**Exercise:** Print the material underneath in full, keeping every line exactly as it is.

**Information shown:**
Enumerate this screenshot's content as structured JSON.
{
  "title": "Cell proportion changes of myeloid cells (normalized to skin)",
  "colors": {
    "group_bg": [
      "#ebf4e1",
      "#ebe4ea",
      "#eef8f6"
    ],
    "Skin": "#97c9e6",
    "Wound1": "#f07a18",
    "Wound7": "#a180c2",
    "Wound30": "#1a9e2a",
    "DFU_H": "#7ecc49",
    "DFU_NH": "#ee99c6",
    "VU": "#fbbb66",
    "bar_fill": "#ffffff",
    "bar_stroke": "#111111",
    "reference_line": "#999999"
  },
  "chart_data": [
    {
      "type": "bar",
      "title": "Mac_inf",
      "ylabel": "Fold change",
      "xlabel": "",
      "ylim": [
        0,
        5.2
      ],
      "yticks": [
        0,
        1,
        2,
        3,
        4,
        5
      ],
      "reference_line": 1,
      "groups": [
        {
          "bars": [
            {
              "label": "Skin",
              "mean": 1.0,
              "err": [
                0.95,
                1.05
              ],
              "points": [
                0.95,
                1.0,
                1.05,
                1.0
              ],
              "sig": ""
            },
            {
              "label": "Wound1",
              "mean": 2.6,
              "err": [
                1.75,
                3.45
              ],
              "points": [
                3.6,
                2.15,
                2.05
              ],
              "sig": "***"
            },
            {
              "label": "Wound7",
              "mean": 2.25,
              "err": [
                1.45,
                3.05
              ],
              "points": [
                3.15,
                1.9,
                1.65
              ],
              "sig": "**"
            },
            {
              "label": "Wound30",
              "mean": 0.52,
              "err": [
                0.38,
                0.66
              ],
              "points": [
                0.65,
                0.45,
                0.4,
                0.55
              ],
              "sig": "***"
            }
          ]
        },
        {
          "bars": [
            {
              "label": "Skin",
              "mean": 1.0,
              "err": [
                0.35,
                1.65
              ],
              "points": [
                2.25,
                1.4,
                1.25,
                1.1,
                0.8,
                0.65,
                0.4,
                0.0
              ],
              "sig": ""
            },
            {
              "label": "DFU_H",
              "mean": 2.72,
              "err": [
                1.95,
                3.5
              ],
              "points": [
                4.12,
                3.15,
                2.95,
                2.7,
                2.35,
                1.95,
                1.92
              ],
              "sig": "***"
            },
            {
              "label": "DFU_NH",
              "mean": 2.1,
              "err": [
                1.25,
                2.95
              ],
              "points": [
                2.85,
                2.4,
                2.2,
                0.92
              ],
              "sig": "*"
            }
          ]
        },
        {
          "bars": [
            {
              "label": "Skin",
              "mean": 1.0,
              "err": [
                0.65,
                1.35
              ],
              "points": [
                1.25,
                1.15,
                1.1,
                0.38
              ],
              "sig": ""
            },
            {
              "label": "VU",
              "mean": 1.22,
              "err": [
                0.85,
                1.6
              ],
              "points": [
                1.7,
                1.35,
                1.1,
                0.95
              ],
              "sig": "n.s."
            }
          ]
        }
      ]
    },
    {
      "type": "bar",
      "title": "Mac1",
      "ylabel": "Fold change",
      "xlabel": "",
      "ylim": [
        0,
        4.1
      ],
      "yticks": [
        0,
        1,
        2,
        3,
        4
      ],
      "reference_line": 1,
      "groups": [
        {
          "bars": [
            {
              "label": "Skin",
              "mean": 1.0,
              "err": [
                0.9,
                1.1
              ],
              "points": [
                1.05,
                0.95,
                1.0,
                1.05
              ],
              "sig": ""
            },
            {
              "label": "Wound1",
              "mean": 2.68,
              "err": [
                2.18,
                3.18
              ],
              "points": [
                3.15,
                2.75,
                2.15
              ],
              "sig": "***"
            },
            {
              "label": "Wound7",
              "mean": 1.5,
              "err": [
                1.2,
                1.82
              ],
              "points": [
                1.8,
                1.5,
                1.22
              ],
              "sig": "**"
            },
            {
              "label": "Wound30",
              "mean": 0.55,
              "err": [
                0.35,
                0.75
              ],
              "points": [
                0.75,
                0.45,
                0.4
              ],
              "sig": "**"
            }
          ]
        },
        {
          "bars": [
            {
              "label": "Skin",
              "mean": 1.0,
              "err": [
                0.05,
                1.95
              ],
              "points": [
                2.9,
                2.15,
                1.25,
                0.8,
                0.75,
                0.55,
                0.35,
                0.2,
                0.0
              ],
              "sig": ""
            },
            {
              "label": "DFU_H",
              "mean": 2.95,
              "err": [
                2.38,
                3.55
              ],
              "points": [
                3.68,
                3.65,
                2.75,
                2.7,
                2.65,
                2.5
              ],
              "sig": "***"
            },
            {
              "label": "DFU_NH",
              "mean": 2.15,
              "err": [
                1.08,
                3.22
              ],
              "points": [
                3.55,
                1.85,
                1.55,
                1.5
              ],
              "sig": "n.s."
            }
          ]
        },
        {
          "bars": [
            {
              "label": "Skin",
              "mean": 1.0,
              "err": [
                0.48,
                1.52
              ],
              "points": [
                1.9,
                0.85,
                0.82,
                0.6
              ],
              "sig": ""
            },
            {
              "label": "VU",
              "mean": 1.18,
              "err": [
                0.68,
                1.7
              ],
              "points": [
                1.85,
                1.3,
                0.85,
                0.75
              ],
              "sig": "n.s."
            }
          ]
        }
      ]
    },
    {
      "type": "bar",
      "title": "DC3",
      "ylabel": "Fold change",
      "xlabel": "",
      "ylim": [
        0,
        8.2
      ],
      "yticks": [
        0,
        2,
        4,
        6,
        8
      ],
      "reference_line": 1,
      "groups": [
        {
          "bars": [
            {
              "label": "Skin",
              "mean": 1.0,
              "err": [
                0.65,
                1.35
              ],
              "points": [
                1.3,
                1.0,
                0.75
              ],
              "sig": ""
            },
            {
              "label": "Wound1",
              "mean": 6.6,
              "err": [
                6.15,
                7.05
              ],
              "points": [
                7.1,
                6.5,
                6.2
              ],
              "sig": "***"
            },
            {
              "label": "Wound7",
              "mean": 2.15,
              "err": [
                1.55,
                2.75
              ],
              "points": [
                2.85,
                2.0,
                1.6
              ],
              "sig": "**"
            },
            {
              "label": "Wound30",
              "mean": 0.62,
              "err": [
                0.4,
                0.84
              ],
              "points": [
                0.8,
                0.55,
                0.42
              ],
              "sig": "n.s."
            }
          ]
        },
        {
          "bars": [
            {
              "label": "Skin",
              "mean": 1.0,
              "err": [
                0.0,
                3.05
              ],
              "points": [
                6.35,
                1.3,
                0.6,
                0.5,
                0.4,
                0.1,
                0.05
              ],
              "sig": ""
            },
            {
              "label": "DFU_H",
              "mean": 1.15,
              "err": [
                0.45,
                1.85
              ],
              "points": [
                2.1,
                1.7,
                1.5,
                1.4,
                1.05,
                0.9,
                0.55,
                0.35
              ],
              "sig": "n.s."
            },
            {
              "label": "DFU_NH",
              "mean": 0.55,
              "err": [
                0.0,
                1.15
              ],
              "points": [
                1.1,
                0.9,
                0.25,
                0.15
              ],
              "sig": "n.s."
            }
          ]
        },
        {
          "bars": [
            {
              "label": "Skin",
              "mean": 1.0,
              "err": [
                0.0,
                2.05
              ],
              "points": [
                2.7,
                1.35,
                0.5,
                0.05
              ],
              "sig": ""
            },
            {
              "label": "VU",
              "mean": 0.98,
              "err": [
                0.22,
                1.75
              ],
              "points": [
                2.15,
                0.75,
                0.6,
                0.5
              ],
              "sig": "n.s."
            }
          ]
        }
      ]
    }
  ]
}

**Your solution:**
Enumerate this screenshot's content as structured JSON.
{
  "title": "Cell proportion changes of myeloid cells (normalized to skin)",
  "colors": {
    "group_bg": [
      "#ebf4e1",
      "#ebe4ea",
      "#eef8f6"
    ],
    "Skin": "#97c9e6",
    "Wound1": "#f07a18",
    "Wound7": "#a180c2",
    "Wound30": "#1a9e2a",
    "DFU_H": "#7ecc49",
    "DFU_NH": "#ee99c6",
    "VU": "#fbbb66",
    "bar_fill": "#ffffff",
    "bar_stroke": "#111111",
    "reference_line": "#999999"
  },
  "chart_data": [
    {
      "type": "bar",
      "title": "Mac_inf",
      "ylabel": "Fold change",
      "xlabel": "",
      "ylim": [
        0,
        5.2
      ],
      "yticks": [
        0,
        1,
        2,
        3,
        4,
        5
      ],
      "reference_line": 1,
      "groups": [
        {
          "bars": [
            {
              "label": "Skin",
              "mean": 1.0,
              "err": [
                0.95,
                1.05
              ],
              "points": [
                0.95,
                1.0,
                1.05,
                1.0
              ],
              "sig": ""
            },
            {
              "label": "Wound1",
              "mean": 2.6,
              "err": [
                1.75,
                3.45
              ],
              "points": [
                3.6,
                2.15,
                2.05
              ],
              "sig": "***"
            },
            {
              "label": "Wound7",
              "mean": 2.25,
              "err": [
                1.45,
                3.05
              ],
              "points": [
                3.15,
                1.9,
                1.65
              ],
              "sig": "**"
            },
            {
              "label": "Wound30",
              "mean": 0.52,
              "err": [
                0.38,
                0.66
              ],
              "points": [
                0.65,
                0.45,
                0.4,
                0.55
              ],
              "sig": "***"
            }
          ]
        },
        {
          "bars": [
            {
              "label": "Skin",
              "mean": 1.0,
              "err": [
                0.35,
                1.65
              ],
              "points": [
                2.25,
                1.4,
                1.25,
                1.1,
                0.8,
                0.65,
                0.4,
                0.0
              ],
              "sig": ""
            },
            {
              "label": "DFU_H",
              "mean": 2.72,
              "err": [
                1.95,
                3.5
              ],
              "points": [
                4.12,
                3.15,
                2.95,
                2.7,
                2.35,
                1.95,
                1.92
              ],
              "sig": "***"
            },
            {
              "label": "DFU_NH",
              "mean": 2.1,
              "err": [
                1.25,
                2.95
              ],
              "points": [
                2.85,
                2.4,
                2.2,
                0.92
              ],
              "sig": "*"
            }
          ]
        },
        {
          "bars": [
            {
              "label": "Skin",
              "mean": 1.0,
              "err": [
                0.65,
                1.35
              ],
              "points": [
                1.25,
                1.15,
                1.1,
                0.38
              ],
              "sig": ""
            },
            {
              "label": "VU",
              "mean": 1.22,
              "err": [
                0.85,
                1.6
              ],
              "points": [
                1.7,
                1.35,
                1.1,
                0.95
              ],
              "sig": "n.s."
            }
          ]
        }
      ]
    },
    {
      "type": "bar",
      "title": "Mac1",
      "ylabel": "Fold change",
      "xlabel": "",
      "ylim": [
        0,
        4.1
      ],
      "yticks": [
        0,
        1,
        2,
        3,
        4
      ],
      "reference_line": 1,
      "groups": [
        {
          "bars": [
            {
              "label": "Skin",
              "mean": 1.0,
              "err": [
                0.9,
                1.1
              ],
              "points": [
                1.05,
                0.95,
                1.0,
                1.05
              ],
              "sig": ""
            },
            {
              "label": "Wound1",
              "mean": 2.68,
              "err": [
                2.18,
                3.18
              ],
              "points": [
                3.15,
                2.75,
                2.15
              ],
              "sig": "***"
            },
            {
              "label": "Wound7",
              "mean": 1.5,
              "err": [
                1.2,
                1.82
              ],
              "points": [
                1.8,
                1.5,
                1.22
              ],
              "sig": "**"
            },
            {
              "label": "Wound30",
              "mean": 0.55,
              "err": [
                0.35,
                0.75
              ],
              "points": [
                0.75,
                0.45,
                0.4
              ],
              "sig": "**"
            }
          ]
        },
        {
          "bars": [
            {
              "label": "Skin",
              "mean": 1.0,
              "err": [
                0.05,
                1.95
              ],
              "points": [
                2.9,
                2.15,
                1.25,
                0.8,
                0.75,
                0.55,
                0.35,
                0.2,
                0.0
              ],
              "sig": ""
            },
            {
              "label": "DFU_H",
              "mean": 2.95,
              "err": [
                2.38,
                3.55
              ],
              "points": [
                3.68,
                3.65,
                2.75,
                2.7,
                2.65,
                2.5
              ],
              "sig": "***"
            },
            {
              "label": "DFU_NH",
              "mean": 2.15,
              "err": [
                1.08,
                3.22
              ],
              "points": [
                3.55,
                1.85,
                1.55,
                1.5
              ],
              "sig": "n.s."
            }
          ]
        },
        {
          "bars": [
            {
              "label": "Skin",
              "mean": 1.0,
              "err": [
                0.48,
                1.52
              ],
              "points": [
                1.9,
                0.85,
                0.82,
                0.6
              ],
              "sig": ""
            },
            {
              "label": "VU",
              "mean": 1.18,
              "err": [
                0.68,
                1.7
              ],
              "points": [
                1.85,
                1.3,
                0.85,
                0.75
              ],
              "sig": "n.s."
            }
          ]
        }
      ]
    },
    {
      "type": "bar",
      "title": "DC3",
      "ylabel": "Fold change",
      "xlabel": "",
      "ylim": [
        0,
        8.2
      ],
      "yticks": [
        0,
        2,
        4,
        6,
        8
      ],
      "reference_line": 1,
      "groups": [
        {
          "bars": [
            {
              "label": "Skin",
              "mean": 1.0,
              "err": [
                0.65,
                1.35
              ],
              "points": [
                1.3,
                1.0,
                0.75
              ],
              "sig": ""
            },
            {
              "label": "Wound1",
              "mean": 6.6,
              "err": [
                6.15,
                7.05
              ],
              "points": [
                7.1,
                6.5,
                6.2
              ],
              "sig": "***"
            },
            {
              "label": "Wound7",
              "mean": 2.15,
              "err": [
                1.55,
                2.75
              ],
              "points": [
                2.85,
                2.0,
                1.6
              ],
              "sig": "**"
            },
            {
              "label": "Wound30",
              "mean": 0.62,
              "err": [
                0.4,
                0.84
              ],
              "points": [
                0.8,
                0.55,
                0.42
              ],
              "sig": "n.s."
            }
          ]
        },
        {
          "bars": [
            {
              "label": "Skin",
              "mean": 1.0,
              "err": [
                0.0,
                3.05
              ],
              "points": [
                6.35,
                1.3,
                0.6,
                0.5,
                0.4,
                0.1,
                0.05
              ],
              "sig": ""
            },
            {
              "label": "DFU_H",
              "mean": 1.15,
              "err": [
                0.45,
                1.85
              ],
              "points": [
                2.1,
                1.7,
                1.5,
                1.4,
                1.05,
                0.9,
                0.55,
                0.35
              ],
              "sig": "n.s."
            },
            {
              "label": "DFU_NH",
              "mean": 0.55,
              "err": [
                0.0,
                1.15
              ],
              "points": [
                1.1,
                0.9,
                0.25,
                0.15
              ],
              "sig": "n.s."
            }
          ]
        },
        {
          "bars": [
            {
              "label": "Skin",
              "mean": 1.0,
              "err": [
                0.0,
                2.05
              ],
              "points": [
                2.7,
                1.35,
                0.5,
                0.05
              ],
              "sig": ""
            },
            {
              "label": "VU",
              "mean": 0.98,
              "err": [
                0.22,
                1.75
              ],
              "points": [
                2.15,
                0.75,
                0.6,
                0.5
              ],
              "sig": "n.s."
            }
          ]
        }
      ]
    }
  ]
}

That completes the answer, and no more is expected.